• WHAT IS BEING ASKED: Can you find the lines of the listing that include "content" and copy every one?

[Records from a collection of figures]

⟨

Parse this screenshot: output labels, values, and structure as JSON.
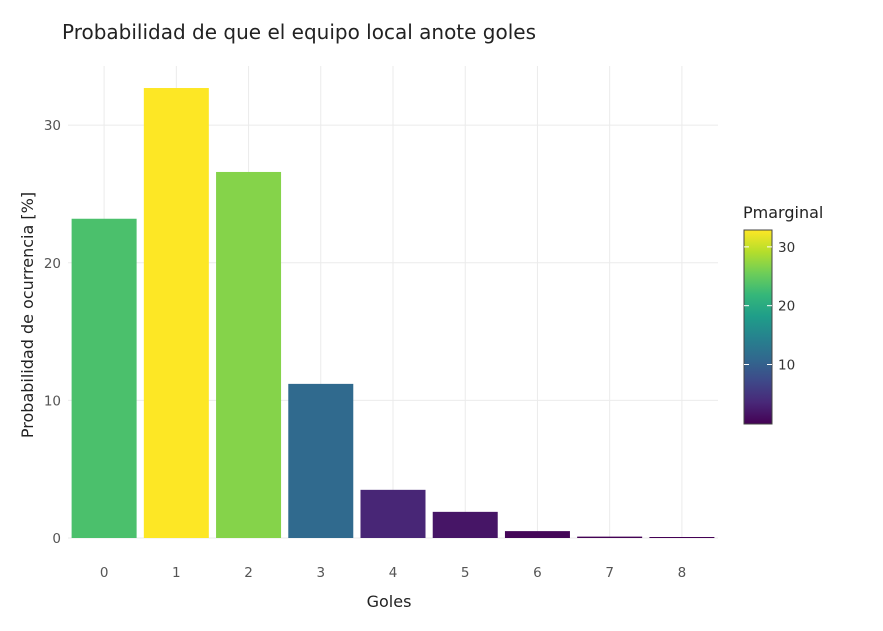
{
  "chart_data": {
    "type": "bar",
    "title": "Probabilidad de que el equipo local anote goles",
    "xlabel": "Goles",
    "ylabel": "Probabilidad de ocurrencia [%]",
    "categories": [
      "0",
      "1",
      "2",
      "3",
      "4",
      "5",
      "6",
      "7",
      "8"
    ],
    "values": [
      23.2,
      32.7,
      26.6,
      11.2,
      3.5,
      1.9,
      0.5,
      0.1,
      0.05
    ],
    "ylim": [
      0,
      34.3
    ],
    "yticks": [
      "0",
      "10",
      "20",
      "30"
    ],
    "grid": true,
    "colorbar": {
      "title": "Pmarginal",
      "ticks": [
        "10",
        "20",
        "30"
      ],
      "range": [
        0.05,
        32.7
      ],
      "colorscale": "viridis"
    },
    "legend_position": "right"
  },
  "colors": {
    "viridis": [
      "#440154",
      "#482878",
      "#3e4989",
      "#31688e",
      "#26828e",
      "#1f9e89",
      "#35b779",
      "#6ece58",
      "#b5de2b",
      "#fde725"
    ],
    "grid": "#ebebeb",
    "background": "#ffffff"
  }
}
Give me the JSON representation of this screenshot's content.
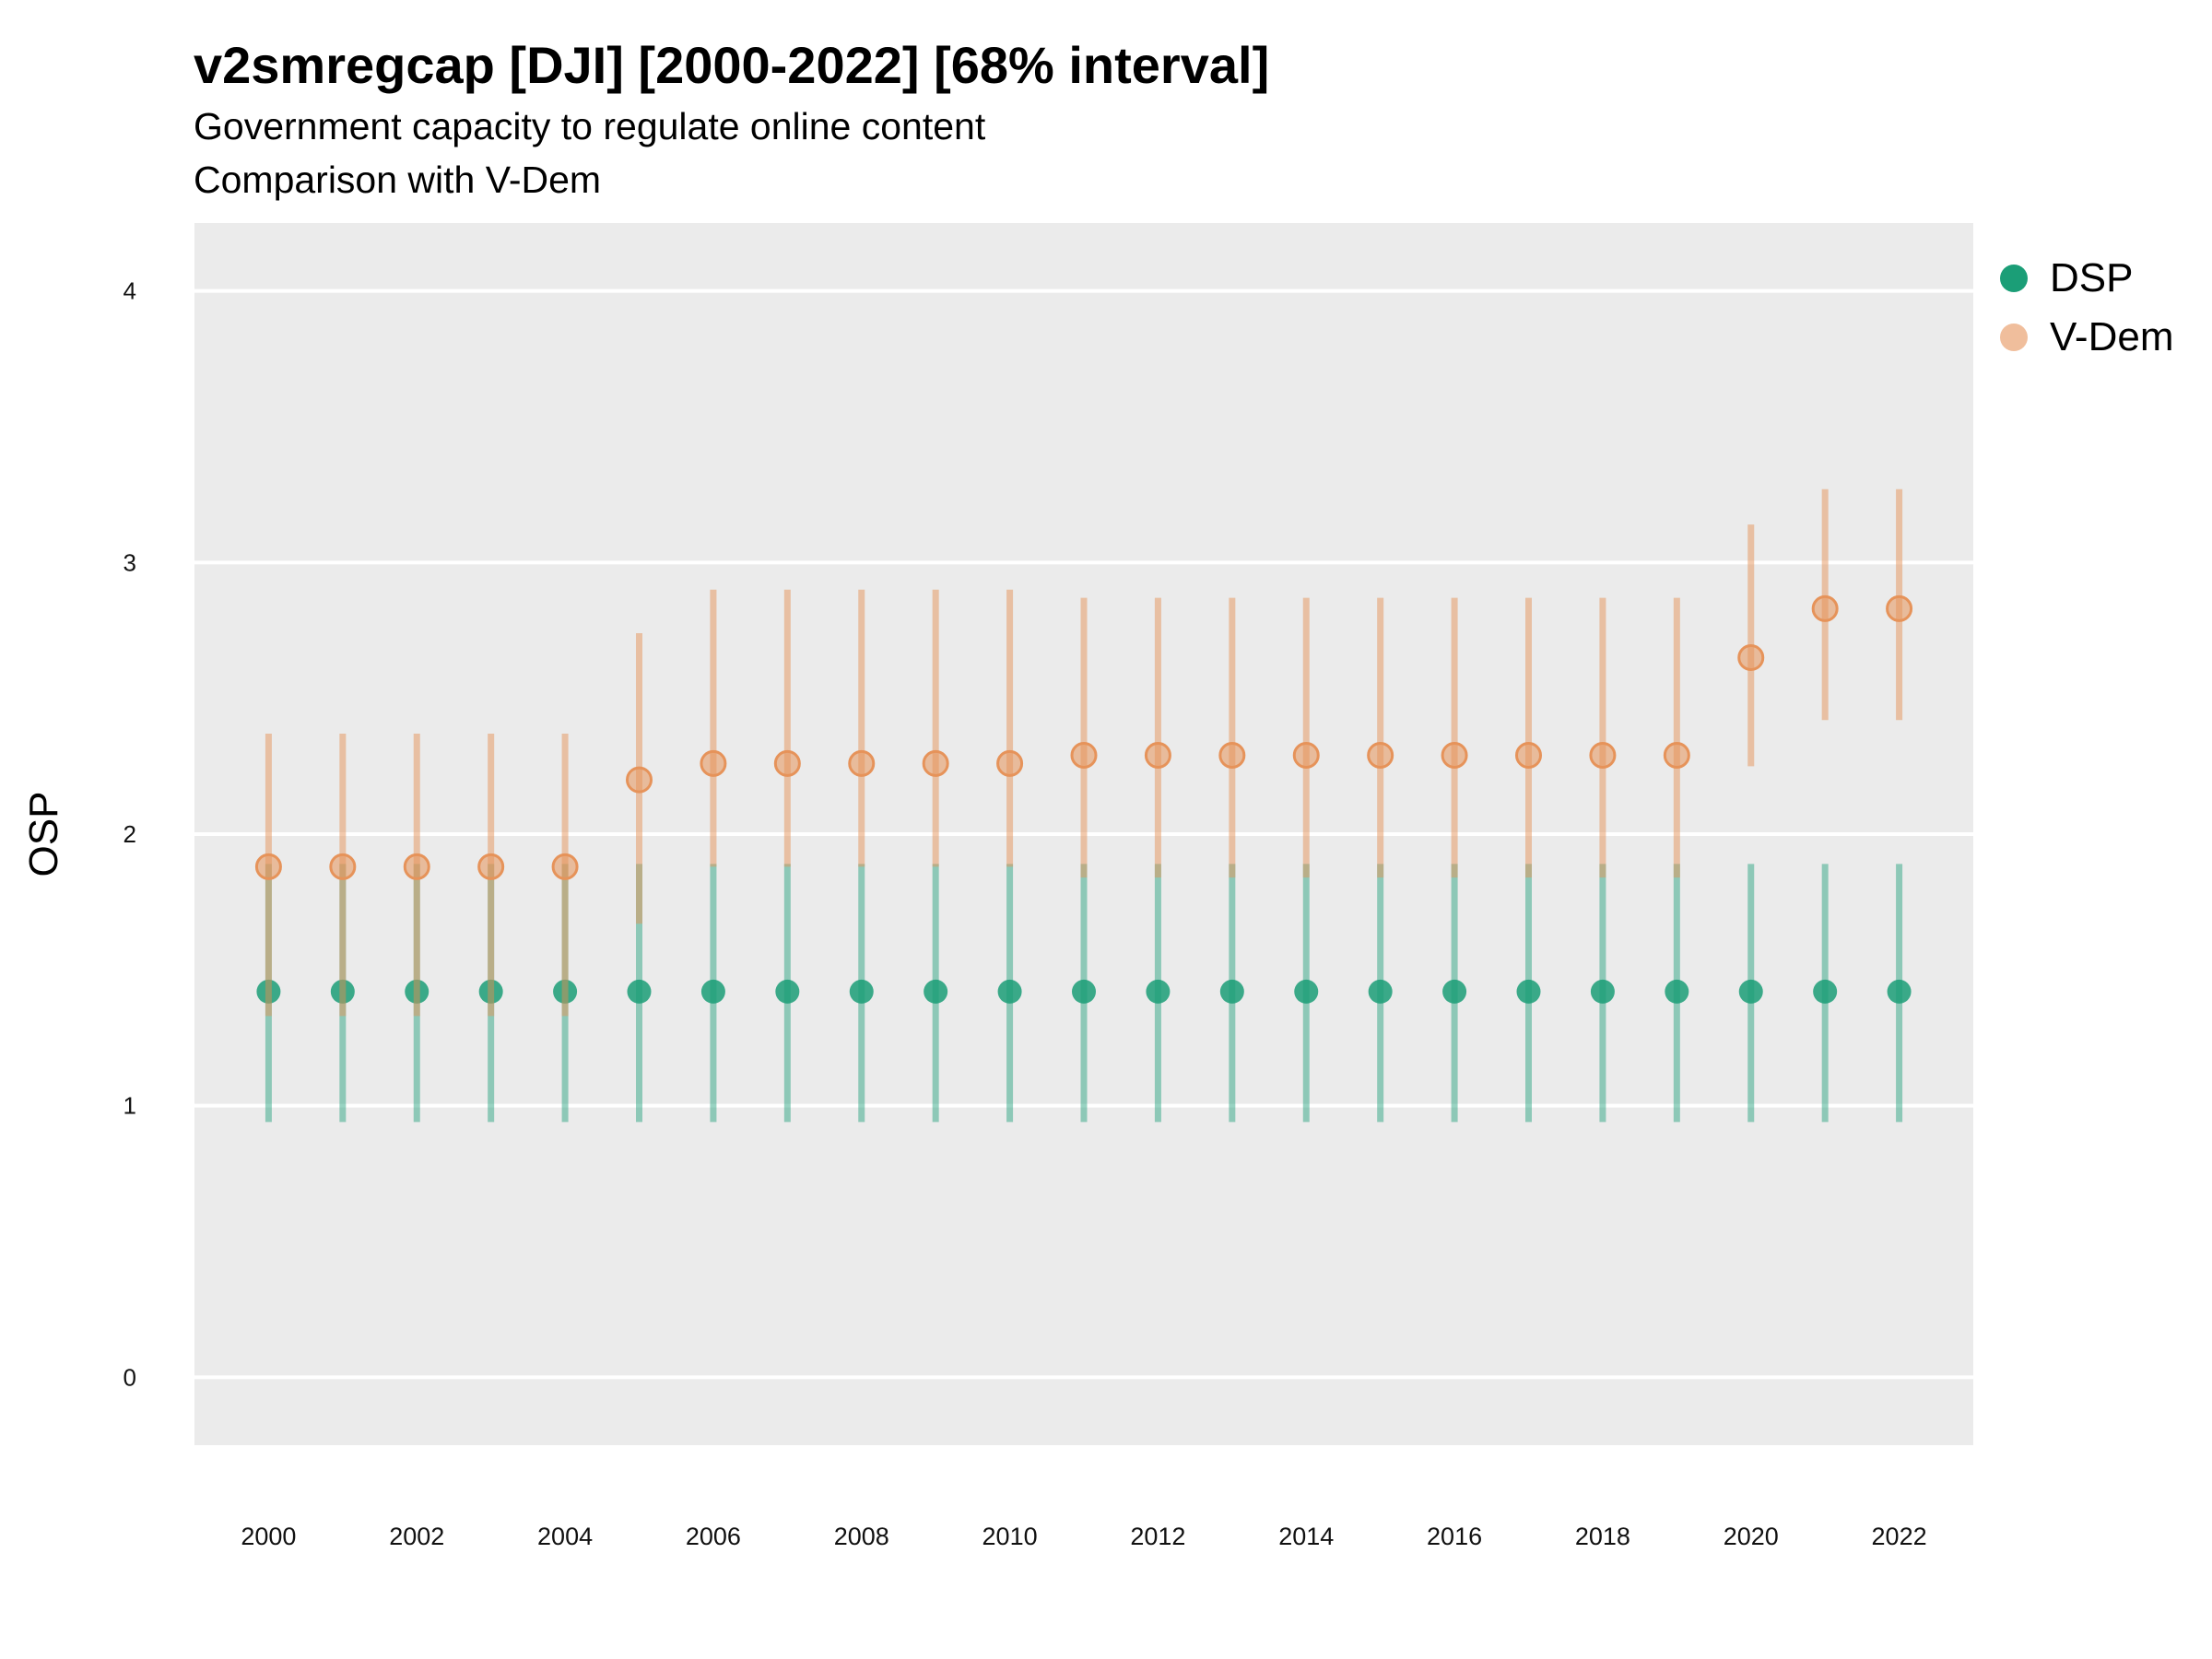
{
  "title": "v2smregcap [DJI] [2000-2022] [68% interval]",
  "subtitle_line1": "Government capacity to regulate online content",
  "subtitle_line2": "Comparison with V-Dem",
  "colors": {
    "panel": "#ebebeb",
    "grid": "#ffffff",
    "dsp": "#1b9e77",
    "vdem": "#e6935a"
  },
  "chart_data": {
    "type": "scatter",
    "ylabel": "OSP",
    "xlabel": "",
    "ylim": [
      -0.25,
      4.25
    ],
    "yticks": [
      0,
      1,
      2,
      3,
      4
    ],
    "xticks": [
      2000,
      2002,
      2004,
      2006,
      2008,
      2010,
      2012,
      2014,
      2016,
      2018,
      2020,
      2022
    ],
    "x": [
      2000,
      2001,
      2002,
      2003,
      2004,
      2005,
      2006,
      2007,
      2008,
      2009,
      2010,
      2011,
      2012,
      2013,
      2014,
      2015,
      2016,
      2017,
      2018,
      2019,
      2020,
      2021,
      2022
    ],
    "grid": true,
    "legend": "right",
    "series": [
      {
        "name": "DSP",
        "color": "#1b9e77",
        "values": [
          1.42,
          1.42,
          1.42,
          1.42,
          1.42,
          1.42,
          1.42,
          1.42,
          1.42,
          1.42,
          1.42,
          1.42,
          1.42,
          1.42,
          1.42,
          1.42,
          1.42,
          1.42,
          1.42,
          1.42,
          1.42,
          1.42,
          1.42
        ],
        "lower": [
          0.94,
          0.94,
          0.94,
          0.94,
          0.94,
          0.94,
          0.94,
          0.94,
          0.94,
          0.94,
          0.94,
          0.94,
          0.94,
          0.94,
          0.94,
          0.94,
          0.94,
          0.94,
          0.94,
          0.94,
          0.94,
          0.94,
          0.94
        ],
        "upper": [
          1.89,
          1.89,
          1.89,
          1.89,
          1.89,
          1.89,
          1.89,
          1.89,
          1.89,
          1.89,
          1.89,
          1.89,
          1.89,
          1.89,
          1.89,
          1.89,
          1.89,
          1.89,
          1.89,
          1.89,
          1.89,
          1.89,
          1.89
        ]
      },
      {
        "name": "V-Dem",
        "color": "#e6935a",
        "values": [
          1.88,
          1.88,
          1.88,
          1.88,
          1.88,
          2.2,
          2.26,
          2.26,
          2.26,
          2.26,
          2.26,
          2.29,
          2.29,
          2.29,
          2.29,
          2.29,
          2.29,
          2.29,
          2.29,
          2.29,
          2.65,
          2.83,
          2.83
        ],
        "lower": [
          1.33,
          1.33,
          1.33,
          1.33,
          1.33,
          1.67,
          1.88,
          1.88,
          1.88,
          1.88,
          1.88,
          1.84,
          1.84,
          1.84,
          1.84,
          1.84,
          1.84,
          1.84,
          1.84,
          1.84,
          2.25,
          2.42,
          2.42
        ],
        "upper": [
          2.37,
          2.37,
          2.37,
          2.37,
          2.37,
          2.74,
          2.9,
          2.9,
          2.9,
          2.9,
          2.9,
          2.87,
          2.87,
          2.87,
          2.87,
          2.87,
          2.87,
          2.87,
          2.87,
          2.87,
          3.14,
          3.27,
          3.27
        ]
      }
    ]
  }
}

⟩

• OUTPUT FOR THIS TASK:
Give me the JSON representation of this screenshot's content.
  "subtitle_line1": "Government capacity to regulate online content",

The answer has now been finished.